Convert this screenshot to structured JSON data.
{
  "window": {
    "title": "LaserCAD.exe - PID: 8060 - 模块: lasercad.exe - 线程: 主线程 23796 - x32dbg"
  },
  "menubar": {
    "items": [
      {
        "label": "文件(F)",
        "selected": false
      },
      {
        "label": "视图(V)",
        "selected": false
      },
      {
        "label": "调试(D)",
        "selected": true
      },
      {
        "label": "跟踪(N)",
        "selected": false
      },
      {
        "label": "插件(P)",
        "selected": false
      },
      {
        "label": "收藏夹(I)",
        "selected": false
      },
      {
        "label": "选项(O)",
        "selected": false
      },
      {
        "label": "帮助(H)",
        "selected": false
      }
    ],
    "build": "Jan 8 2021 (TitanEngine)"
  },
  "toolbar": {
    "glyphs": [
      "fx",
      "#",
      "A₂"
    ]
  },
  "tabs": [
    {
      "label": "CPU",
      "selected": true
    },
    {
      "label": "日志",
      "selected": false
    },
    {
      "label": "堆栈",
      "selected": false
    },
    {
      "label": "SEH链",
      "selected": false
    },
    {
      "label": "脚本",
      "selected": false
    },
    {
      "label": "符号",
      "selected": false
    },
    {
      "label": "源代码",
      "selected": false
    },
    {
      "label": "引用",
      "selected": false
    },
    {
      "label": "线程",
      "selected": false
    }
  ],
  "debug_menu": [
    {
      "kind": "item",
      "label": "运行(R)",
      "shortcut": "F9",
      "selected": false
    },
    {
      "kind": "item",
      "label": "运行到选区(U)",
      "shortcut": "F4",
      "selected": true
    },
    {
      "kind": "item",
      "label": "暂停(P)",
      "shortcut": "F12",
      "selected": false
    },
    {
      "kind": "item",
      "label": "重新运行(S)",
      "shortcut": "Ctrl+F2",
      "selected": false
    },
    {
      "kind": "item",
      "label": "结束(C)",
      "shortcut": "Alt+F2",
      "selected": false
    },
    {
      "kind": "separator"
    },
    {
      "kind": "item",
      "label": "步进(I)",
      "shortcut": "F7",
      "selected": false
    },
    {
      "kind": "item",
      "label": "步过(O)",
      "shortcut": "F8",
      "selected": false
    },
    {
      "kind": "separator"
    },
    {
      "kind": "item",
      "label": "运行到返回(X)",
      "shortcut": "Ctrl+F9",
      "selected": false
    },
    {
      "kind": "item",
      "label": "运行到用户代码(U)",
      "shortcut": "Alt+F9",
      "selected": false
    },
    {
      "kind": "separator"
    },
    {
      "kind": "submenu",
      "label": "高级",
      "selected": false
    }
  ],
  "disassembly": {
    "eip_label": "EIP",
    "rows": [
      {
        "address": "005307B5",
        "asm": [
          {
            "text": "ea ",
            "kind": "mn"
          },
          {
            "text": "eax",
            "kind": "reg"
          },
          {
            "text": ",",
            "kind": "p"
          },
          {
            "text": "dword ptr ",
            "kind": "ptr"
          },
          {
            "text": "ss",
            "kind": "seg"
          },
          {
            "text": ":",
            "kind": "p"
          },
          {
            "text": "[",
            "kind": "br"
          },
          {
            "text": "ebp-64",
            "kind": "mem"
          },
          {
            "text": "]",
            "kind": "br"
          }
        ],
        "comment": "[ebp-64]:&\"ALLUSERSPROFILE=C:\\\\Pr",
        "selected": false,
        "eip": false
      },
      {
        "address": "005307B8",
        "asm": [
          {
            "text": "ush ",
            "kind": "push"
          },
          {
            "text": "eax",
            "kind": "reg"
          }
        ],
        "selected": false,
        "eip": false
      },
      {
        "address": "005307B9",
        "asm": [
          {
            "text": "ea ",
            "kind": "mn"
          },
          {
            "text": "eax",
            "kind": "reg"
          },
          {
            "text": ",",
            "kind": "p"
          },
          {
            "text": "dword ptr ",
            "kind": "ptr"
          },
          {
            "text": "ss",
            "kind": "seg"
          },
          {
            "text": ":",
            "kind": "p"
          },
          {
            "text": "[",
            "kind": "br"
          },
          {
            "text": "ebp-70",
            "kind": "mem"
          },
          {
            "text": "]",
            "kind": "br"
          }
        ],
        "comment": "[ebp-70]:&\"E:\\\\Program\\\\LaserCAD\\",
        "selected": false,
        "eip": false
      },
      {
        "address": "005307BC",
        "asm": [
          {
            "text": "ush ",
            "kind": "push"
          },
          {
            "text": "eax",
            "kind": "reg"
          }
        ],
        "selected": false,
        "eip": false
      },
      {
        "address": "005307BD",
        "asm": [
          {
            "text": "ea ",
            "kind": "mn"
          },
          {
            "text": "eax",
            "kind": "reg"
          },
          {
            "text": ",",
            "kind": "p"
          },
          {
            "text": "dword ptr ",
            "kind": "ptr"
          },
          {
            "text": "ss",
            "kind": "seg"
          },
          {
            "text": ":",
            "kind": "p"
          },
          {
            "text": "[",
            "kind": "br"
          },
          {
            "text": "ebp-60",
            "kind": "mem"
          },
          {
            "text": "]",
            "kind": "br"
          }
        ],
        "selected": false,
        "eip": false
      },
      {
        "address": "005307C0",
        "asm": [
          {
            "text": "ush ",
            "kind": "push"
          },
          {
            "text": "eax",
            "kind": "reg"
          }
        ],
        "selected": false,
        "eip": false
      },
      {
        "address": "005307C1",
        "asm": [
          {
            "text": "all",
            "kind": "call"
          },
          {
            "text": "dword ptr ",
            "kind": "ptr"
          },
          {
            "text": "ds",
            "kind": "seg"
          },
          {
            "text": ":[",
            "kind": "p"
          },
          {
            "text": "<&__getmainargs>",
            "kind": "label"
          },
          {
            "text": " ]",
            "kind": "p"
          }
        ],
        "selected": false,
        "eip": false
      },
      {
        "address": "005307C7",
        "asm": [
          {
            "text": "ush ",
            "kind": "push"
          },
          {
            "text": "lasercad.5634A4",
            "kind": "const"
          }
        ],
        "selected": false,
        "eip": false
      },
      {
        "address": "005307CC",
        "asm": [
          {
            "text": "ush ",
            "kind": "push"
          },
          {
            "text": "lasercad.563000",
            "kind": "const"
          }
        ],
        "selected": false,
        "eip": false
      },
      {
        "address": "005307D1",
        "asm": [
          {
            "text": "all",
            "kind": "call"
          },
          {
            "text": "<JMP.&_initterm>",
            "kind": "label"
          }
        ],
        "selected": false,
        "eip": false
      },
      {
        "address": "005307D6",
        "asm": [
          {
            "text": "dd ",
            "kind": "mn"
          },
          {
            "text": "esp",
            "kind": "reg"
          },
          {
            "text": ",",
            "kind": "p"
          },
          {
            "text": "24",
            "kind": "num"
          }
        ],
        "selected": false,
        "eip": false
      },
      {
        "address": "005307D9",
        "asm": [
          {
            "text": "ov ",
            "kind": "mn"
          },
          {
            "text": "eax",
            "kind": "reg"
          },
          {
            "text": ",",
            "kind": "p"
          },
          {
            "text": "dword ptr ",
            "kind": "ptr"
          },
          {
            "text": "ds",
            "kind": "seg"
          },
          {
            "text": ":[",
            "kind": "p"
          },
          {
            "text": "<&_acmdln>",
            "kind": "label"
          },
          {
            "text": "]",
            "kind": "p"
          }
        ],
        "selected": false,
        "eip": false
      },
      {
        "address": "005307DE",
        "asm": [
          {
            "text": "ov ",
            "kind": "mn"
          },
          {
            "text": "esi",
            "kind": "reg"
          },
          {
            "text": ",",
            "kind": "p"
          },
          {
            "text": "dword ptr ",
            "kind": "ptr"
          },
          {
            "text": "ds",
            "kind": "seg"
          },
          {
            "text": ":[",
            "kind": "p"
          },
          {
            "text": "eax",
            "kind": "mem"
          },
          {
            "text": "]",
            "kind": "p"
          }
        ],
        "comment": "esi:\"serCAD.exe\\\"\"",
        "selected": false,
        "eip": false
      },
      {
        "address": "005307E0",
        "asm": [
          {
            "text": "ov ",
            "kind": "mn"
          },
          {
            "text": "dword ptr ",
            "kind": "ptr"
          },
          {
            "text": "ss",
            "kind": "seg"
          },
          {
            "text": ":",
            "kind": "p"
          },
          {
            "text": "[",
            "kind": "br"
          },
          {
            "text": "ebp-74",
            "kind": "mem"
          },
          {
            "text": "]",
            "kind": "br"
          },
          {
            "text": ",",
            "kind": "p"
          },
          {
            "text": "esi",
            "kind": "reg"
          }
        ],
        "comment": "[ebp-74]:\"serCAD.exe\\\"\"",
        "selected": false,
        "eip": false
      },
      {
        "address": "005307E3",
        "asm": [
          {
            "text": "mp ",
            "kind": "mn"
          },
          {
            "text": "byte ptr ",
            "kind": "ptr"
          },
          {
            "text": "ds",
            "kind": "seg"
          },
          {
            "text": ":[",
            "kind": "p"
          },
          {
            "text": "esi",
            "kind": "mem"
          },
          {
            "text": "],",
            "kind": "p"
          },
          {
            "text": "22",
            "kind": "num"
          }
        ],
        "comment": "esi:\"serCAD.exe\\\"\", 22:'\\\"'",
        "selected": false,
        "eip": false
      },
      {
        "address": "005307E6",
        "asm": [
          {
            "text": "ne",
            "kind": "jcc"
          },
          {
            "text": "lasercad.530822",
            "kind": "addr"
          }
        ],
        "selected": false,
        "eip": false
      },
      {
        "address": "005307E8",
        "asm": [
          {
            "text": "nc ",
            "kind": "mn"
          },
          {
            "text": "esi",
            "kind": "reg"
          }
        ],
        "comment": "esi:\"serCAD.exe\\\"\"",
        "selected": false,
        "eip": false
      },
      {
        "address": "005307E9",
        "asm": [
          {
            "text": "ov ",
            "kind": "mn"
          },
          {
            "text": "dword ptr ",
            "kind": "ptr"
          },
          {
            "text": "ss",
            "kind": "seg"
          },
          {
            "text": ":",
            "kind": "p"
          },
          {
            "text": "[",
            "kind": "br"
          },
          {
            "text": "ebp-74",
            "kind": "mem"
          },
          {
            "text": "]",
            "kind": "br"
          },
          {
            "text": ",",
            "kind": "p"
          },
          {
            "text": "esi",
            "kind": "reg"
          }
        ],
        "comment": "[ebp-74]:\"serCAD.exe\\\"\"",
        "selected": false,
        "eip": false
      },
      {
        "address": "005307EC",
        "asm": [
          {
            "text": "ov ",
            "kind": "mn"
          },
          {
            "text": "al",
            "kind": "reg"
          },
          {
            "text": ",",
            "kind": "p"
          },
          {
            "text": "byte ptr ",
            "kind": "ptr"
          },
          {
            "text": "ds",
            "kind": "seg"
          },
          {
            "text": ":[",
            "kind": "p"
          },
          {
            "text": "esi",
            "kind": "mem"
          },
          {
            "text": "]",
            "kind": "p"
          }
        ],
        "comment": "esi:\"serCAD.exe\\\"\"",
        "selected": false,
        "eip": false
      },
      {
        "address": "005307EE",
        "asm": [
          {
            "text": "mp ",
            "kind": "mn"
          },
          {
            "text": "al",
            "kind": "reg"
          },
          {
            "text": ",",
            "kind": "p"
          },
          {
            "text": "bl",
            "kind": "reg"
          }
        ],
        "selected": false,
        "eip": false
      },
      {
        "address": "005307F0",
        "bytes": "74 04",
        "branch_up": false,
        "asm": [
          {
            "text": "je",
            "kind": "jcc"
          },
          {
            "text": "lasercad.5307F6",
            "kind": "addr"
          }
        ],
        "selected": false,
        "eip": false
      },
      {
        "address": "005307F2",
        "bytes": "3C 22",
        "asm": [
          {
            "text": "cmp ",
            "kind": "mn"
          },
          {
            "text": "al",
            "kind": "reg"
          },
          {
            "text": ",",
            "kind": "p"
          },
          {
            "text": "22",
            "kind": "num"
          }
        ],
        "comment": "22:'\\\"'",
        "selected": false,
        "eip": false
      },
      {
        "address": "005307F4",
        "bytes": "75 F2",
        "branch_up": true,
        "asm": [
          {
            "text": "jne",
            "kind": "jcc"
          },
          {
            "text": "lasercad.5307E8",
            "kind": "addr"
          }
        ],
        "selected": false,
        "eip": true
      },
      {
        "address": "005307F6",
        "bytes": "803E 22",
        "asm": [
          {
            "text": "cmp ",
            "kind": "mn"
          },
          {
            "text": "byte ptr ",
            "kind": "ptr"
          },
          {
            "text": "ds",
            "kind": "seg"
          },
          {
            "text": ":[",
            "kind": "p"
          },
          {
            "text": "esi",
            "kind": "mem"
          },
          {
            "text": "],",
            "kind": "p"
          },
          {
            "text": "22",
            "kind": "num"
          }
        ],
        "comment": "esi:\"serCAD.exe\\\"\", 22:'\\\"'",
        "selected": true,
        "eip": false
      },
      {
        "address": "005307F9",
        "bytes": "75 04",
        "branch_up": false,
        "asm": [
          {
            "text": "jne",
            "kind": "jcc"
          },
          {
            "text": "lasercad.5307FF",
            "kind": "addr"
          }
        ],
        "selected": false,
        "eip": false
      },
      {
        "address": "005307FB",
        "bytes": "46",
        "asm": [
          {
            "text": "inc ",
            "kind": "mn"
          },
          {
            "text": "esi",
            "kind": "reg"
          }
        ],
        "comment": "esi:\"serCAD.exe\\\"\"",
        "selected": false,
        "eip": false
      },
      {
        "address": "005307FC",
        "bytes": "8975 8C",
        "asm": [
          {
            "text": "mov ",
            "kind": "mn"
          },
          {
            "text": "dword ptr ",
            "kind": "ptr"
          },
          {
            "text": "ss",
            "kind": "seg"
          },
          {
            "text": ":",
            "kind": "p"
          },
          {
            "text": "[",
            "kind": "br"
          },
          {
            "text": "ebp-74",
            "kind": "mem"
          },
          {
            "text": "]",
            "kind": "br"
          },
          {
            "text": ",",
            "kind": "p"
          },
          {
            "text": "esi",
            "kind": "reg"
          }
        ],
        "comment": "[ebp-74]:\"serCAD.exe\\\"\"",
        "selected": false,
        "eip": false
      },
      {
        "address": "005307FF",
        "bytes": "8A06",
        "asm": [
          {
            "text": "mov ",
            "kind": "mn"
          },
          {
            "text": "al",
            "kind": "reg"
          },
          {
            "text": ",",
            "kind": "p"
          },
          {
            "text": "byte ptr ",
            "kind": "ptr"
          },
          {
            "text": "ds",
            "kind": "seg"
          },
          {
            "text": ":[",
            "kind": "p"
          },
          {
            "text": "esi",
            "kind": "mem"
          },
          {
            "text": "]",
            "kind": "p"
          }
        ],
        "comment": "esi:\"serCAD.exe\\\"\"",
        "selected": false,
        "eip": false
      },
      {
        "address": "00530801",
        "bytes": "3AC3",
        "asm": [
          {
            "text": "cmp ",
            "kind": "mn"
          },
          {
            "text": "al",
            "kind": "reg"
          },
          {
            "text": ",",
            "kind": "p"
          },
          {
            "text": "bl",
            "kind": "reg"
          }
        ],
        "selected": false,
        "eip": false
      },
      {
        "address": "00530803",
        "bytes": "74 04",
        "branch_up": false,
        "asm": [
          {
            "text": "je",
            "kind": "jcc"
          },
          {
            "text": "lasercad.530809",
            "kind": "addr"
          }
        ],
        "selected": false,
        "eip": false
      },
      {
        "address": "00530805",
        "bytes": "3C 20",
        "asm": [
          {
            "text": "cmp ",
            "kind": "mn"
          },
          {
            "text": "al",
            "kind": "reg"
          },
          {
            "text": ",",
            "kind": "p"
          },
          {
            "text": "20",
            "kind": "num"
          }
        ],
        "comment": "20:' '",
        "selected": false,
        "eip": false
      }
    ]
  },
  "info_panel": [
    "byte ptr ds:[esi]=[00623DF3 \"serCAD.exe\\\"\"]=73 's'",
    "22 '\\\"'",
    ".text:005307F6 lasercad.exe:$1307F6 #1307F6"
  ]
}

##########

## [WHAT YOU NEED TO DO]
From the entries above, copy out every line where the string "true" appears.

## [SOLVED PROBLEM]
        "selected": true
      "selected": true
      "selected": true
        "branch_up": true,
        "eip": true
        "selected": true,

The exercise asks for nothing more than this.